**Exercise description:** Set the listing down again in full, word for word, with the pictures left out.

--- start Record set ---

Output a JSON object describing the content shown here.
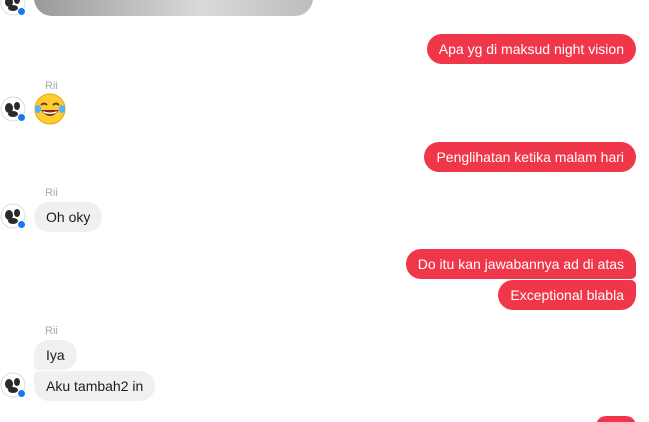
{
  "conversation": {
    "sender_name": "Rii",
    "outgoing": [
      "Apa yg di maksud night vision",
      "Penglihatan ketika malam hari",
      "Do itu kan jawabannya ad di atas",
      "Exceptional blabla"
    ],
    "incoming": [
      "Oh oky",
      "Iya",
      "Aku tambah2 in"
    ]
  },
  "colors": {
    "outgoing_bubble": "#f0374a",
    "incoming_bubble": "#f0f0f0",
    "sender_label": "#a8a8a8",
    "avatar_badge": "#1877f2"
  },
  "icons": {
    "avatar": "avatar-dog-icon",
    "badge": "messenger-badge-icon",
    "emoji": "laughing-tears-emoji-icon"
  }
}
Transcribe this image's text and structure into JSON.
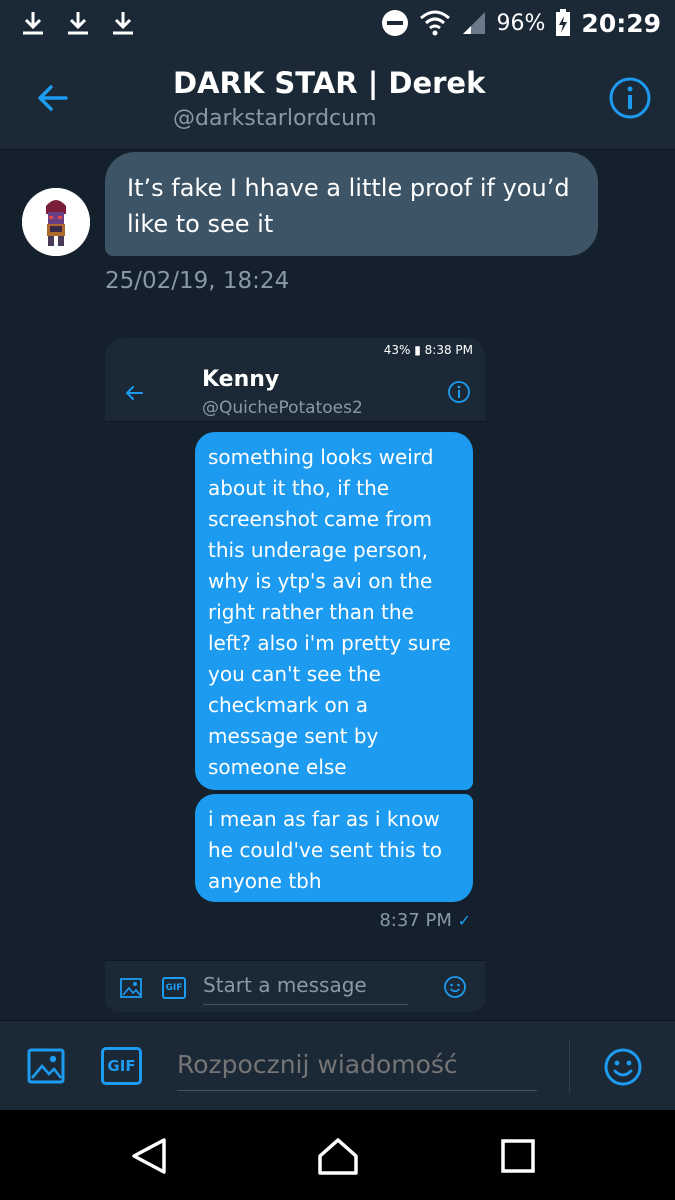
{
  "status_bar": {
    "battery": "96%",
    "time": "20:29",
    "icons": [
      "download-icon",
      "download-icon",
      "download-icon",
      "do-not-disturb-icon",
      "wifi-icon",
      "signal-icon",
      "battery-charging-icon"
    ]
  },
  "header": {
    "title": "DARK STAR | Derek",
    "handle": "@darkstarlordcum"
  },
  "conversation": {
    "incoming_message": "It’s fake I hhave a little proof if you’d like to see it",
    "timestamp": "25/02/19, 18:24"
  },
  "embedded_screenshot": {
    "status_text": "43% ▮ 8:38 PM",
    "title": "Kenny",
    "handle": "@QuichePotatoes2",
    "messages": [
      "something looks weird about it tho, if the screenshot came from this underage person, why is ytp's avi on the right rather than the left? also i'm pretty sure you can't see the checkmark on a message sent by someone else",
      "i mean as far as i know he could've sent this to anyone tbh"
    ],
    "sent_time": "8:37 PM",
    "check": "✓",
    "compose_placeholder": "Start a message",
    "gif_label": "GIF"
  },
  "compose": {
    "placeholder": "Rozpocznij wiadomość",
    "gif_label": "GIF"
  },
  "colors": {
    "accent": "#1d9bf0",
    "background": "#14202c",
    "bar": "#1b2836",
    "incoming_bubble": "#3d5466",
    "secondary_text": "#8899a6"
  }
}
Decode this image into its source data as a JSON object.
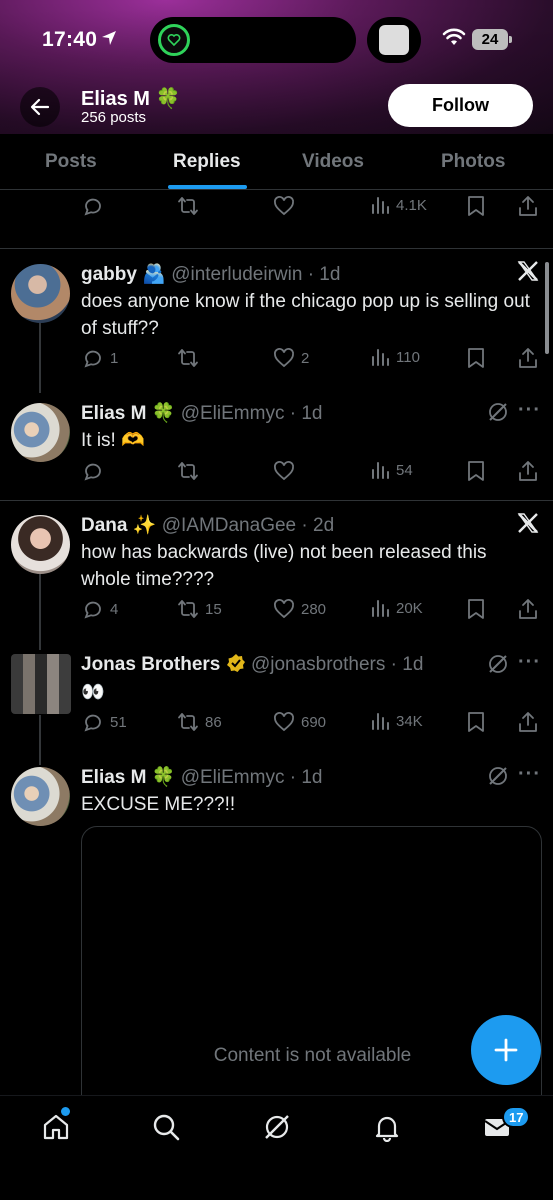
{
  "status_bar": {
    "time": "17:40",
    "battery": "24"
  },
  "profile": {
    "name": "Elias M",
    "name_emoji": "🍀",
    "posts_count": "256 posts",
    "follow_label": "Follow"
  },
  "tabs": [
    {
      "label": "Posts",
      "active": false
    },
    {
      "label": "Replies",
      "active": true
    },
    {
      "label": "Videos",
      "active": false
    },
    {
      "label": "Photos",
      "active": false
    }
  ],
  "top_partial": {
    "views": "4.1K"
  },
  "tweets": [
    {
      "name": "gabby",
      "emoji": "🫂",
      "handle": "@interludeirwin",
      "time": "· 1d",
      "text": "does anyone know if the chicago pop up is selling out of stuff??",
      "replies": "1",
      "reposts": "",
      "likes": "2",
      "views": "110"
    },
    {
      "name": "Elias M",
      "emoji": "🍀",
      "handle": "@EliEmmyc",
      "time": "· 1d",
      "text": "It is! 🫶",
      "replies": "",
      "reposts": "",
      "likes": "",
      "views": "54"
    },
    {
      "name": "Dana",
      "emoji": "✨",
      "handle": "@IAMDanaGee",
      "time": "· 2d",
      "text": "how has backwards (live) not been released this whole time????",
      "replies": "4",
      "reposts": "15",
      "likes": "280",
      "views": "20K"
    },
    {
      "name": "Jonas Brothers",
      "emoji": "",
      "handle": "@jonasbrothers",
      "time": "· 1d",
      "text": "👀",
      "replies": "51",
      "reposts": "86",
      "likes": "690",
      "views": "34K"
    },
    {
      "name": "Elias M",
      "emoji": "🍀",
      "handle": "@EliEmmyc",
      "time": "· 1d",
      "text": "EXCUSE ME???!!",
      "card_text": "Content is not available"
    }
  ],
  "bottom_nav": {
    "messages_badge": "17"
  },
  "colors": {
    "accent": "#1d9bf0",
    "muted": "#71767b",
    "divider": "#2f3336",
    "verified_gold": "#e2b719"
  }
}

--- end Record set ---

**Written reply:**
Output a JSON object describing the content shown here.
{
  "conversation": {
    "sender_name": "Rii",
    "outgoing": [
      "Apa yg di maksud night vision",
      "Penglihatan ketika malam hari",
      "Do itu kan jawabannya ad di atas",
      "Exceptional blabla"
    ],
    "incoming": [
      "Oh oky",
      "Iya",
      "Aku tambah2 in"
    ]
  },
  "colors": {
    "outgoing_bubble": "#f0374a",
    "incoming_bubble": "#f0f0f0",
    "sender_label": "#a8a8a8",
    "avatar_badge": "#1877f2"
  },
  "icons": {
    "avatar": "avatar-dog-icon",
    "badge": "messenger-badge-icon",
    "emoji": "laughing-tears-emoji-icon"
  }
}
Transcribe this image's text and structure into JSON.
{
  "status_bar": {
    "battery": "96%",
    "time": "20:29",
    "icons": [
      "download-icon",
      "download-icon",
      "download-icon",
      "do-not-disturb-icon",
      "wifi-icon",
      "signal-icon",
      "battery-charging-icon"
    ]
  },
  "header": {
    "title": "DARK STAR | Derek",
    "handle": "@darkstarlordcum"
  },
  "conversation": {
    "incoming_message": "It’s fake I hhave a little proof if you’d like to see it",
    "timestamp": "25/02/19, 18:24"
  },
  "embedded_screenshot": {
    "status_text": "43% ▮ 8:38 PM",
    "title": "Kenny",
    "handle": "@QuichePotatoes2",
    "messages": [
      "something looks weird about it tho, if the screenshot came from this underage person, why is ytp's avi on the right rather than the left? also i'm pretty sure you can't see the checkmark on a message sent by someone else",
      "i mean as far as i know he could've sent this to anyone tbh"
    ],
    "sent_time": "8:37 PM",
    "check": "✓",
    "compose_placeholder": "Start a message",
    "gif_label": "GIF"
  },
  "compose": {
    "placeholder": "Rozpocznij wiadomość",
    "gif_label": "GIF"
  },
  "colors": {
    "accent": "#1d9bf0",
    "background": "#14202c",
    "bar": "#1b2836",
    "incoming_bubble": "#3d5466",
    "secondary_text": "#8899a6"
  }
}
Decode this image into its source data as a JSON object.
{
  "status_bar": {
    "time": "17:40",
    "battery": "24"
  },
  "profile": {
    "name": "Elias M",
    "name_emoji": "🍀",
    "posts_count": "256 posts",
    "follow_label": "Follow"
  },
  "tabs": [
    {
      "label": "Posts",
      "active": false
    },
    {
      "label": "Replies",
      "active": true
    },
    {
      "label": "Videos",
      "active": false
    },
    {
      "label": "Photos",
      "active": false
    }
  ],
  "top_partial": {
    "views": "4.1K"
  },
  "tweets": [
    {
      "name": "gabby",
      "emoji": "🫂",
      "handle": "@interludeirwin",
      "time": "· 1d",
      "text": "does anyone know if the chicago pop up is selling out of stuff??",
      "replies": "1",
      "reposts": "",
      "likes": "2",
      "views": "110"
    },
    {
      "name": "Elias M",
      "emoji": "🍀",
      "handle": "@EliEmmyc",
      "time": "· 1d",
      "text": "It is! 🫶",
      "replies": "",
      "reposts": "",
      "likes": "",
      "views": "54"
    },
    {
      "name": "Dana",
      "emoji": "✨",
      "handle": "@IAMDanaGee",
      "time": "· 2d",
      "text": "how has backwards (live) not been released this whole time????",
      "replies": "4",
      "reposts": "15",
      "likes": "280",
      "views": "20K"
    },
    {
      "name": "Jonas Brothers",
      "emoji": "",
      "handle": "@jonasbrothers",
      "time": "· 1d",
      "text": "👀",
      "replies": "51",
      "reposts": "86",
      "likes": "690",
      "views": "34K"
    },
    {
      "name": "Elias M",
      "emoji": "🍀",
      "handle": "@EliEmmyc",
      "time": "· 1d",
      "text": "EXCUSE ME???!!",
      "card_text": "Content is not available"
    }
  ],
  "bottom_nav": {
    "messages_badge": "17"
  },
  "colors": {
    "accent": "#1d9bf0",
    "muted": "#71767b",
    "divider": "#2f3336",
    "verified_gold": "#e2b719"
  }
}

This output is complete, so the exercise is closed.